Description of the task
Review the material and extract every line in which the word "might" occurs.

++++++++

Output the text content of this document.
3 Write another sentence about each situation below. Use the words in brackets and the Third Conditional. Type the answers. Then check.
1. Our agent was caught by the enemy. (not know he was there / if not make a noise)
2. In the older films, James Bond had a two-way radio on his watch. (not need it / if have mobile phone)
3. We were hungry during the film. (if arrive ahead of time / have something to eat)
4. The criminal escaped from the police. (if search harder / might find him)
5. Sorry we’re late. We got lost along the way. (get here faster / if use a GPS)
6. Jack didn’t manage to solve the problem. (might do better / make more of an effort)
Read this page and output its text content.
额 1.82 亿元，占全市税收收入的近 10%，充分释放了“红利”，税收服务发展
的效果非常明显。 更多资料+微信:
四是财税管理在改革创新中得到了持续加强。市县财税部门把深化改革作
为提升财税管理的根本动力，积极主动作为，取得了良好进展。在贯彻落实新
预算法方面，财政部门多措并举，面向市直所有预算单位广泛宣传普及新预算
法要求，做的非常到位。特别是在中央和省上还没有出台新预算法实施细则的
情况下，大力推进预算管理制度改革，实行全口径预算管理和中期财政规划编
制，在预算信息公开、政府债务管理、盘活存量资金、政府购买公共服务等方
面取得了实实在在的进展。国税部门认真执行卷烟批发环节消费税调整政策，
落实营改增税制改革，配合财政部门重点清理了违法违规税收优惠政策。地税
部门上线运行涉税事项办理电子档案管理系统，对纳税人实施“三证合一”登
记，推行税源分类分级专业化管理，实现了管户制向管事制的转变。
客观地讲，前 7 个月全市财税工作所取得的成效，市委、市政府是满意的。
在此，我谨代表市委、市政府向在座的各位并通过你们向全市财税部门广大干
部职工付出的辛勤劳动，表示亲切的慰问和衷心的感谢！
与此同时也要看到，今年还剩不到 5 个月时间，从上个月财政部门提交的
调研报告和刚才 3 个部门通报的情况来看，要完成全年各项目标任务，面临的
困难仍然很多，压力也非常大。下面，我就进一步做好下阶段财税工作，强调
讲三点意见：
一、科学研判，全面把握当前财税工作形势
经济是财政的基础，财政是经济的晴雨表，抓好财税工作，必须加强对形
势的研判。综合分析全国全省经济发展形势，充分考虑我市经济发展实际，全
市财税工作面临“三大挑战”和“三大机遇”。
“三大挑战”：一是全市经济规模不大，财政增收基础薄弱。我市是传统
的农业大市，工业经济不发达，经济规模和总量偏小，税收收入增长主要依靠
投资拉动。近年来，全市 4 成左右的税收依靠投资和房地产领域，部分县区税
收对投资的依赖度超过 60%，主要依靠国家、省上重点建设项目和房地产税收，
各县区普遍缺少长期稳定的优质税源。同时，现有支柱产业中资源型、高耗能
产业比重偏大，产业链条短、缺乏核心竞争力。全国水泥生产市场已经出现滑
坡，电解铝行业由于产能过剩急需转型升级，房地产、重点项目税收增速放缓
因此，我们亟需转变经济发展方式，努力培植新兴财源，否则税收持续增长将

++++++++

The result
4. The criminal escaped from the police. (if search harder / might find him)
6. Jack didn’t manage to solve the problem. (might do better / make more of an effort)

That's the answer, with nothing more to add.